_Requirement_
Print the data exactly, leaving nothing out.

_Task material_
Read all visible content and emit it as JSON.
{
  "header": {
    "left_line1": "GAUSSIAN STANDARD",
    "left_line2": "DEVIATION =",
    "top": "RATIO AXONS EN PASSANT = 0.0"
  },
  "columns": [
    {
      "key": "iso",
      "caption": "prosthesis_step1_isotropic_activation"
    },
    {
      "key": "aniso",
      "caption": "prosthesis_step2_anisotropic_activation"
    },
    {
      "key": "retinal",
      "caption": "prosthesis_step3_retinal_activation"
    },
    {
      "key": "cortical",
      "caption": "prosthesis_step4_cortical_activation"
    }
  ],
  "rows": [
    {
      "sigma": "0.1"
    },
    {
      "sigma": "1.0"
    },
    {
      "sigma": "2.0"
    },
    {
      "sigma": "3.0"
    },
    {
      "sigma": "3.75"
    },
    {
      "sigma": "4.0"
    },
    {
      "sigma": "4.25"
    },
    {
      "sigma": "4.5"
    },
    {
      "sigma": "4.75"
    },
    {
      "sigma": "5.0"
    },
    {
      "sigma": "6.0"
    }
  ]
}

_Worked solution_
Read all visible content and emit it as JSON.
{
  "header": {
    "left_line1": "GAUSSIAN STANDARD",
    "left_line2": "DEVIATION =",
    "top": "RATIO AXONS EN PASSANT = 0.0"
  },
  "columns": [
    {
      "key": "iso",
      "caption": "prosthesis_step1_isotropic_activation"
    },
    {
      "key": "aniso",
      "caption": "prosthesis_step2_anisotropic_activation"
    },
    {
      "key": "retinal",
      "caption": "prosthesis_step3_retinal_activation"
    },
    {
      "key": "cortical",
      "caption": "prosthesis_step4_cortical_activation"
    }
  ],
  "rows": [
    {
      "sigma": "0.1"
    },
    {
      "sigma": "1.0"
    },
    {
      "sigma": "2.0"
    },
    {
      "sigma": "3.0"
    },
    {
      "sigma": "3.75"
    },
    {
      "sigma": "4.0"
    },
    {
      "sigma": "4.25"
    },
    {
      "sigma": "4.5"
    },
    {
      "sigma": "4.75"
    },
    {
      "sigma": "5.0"
    },
    {
      "sigma": "6.0"
    }
  ]
}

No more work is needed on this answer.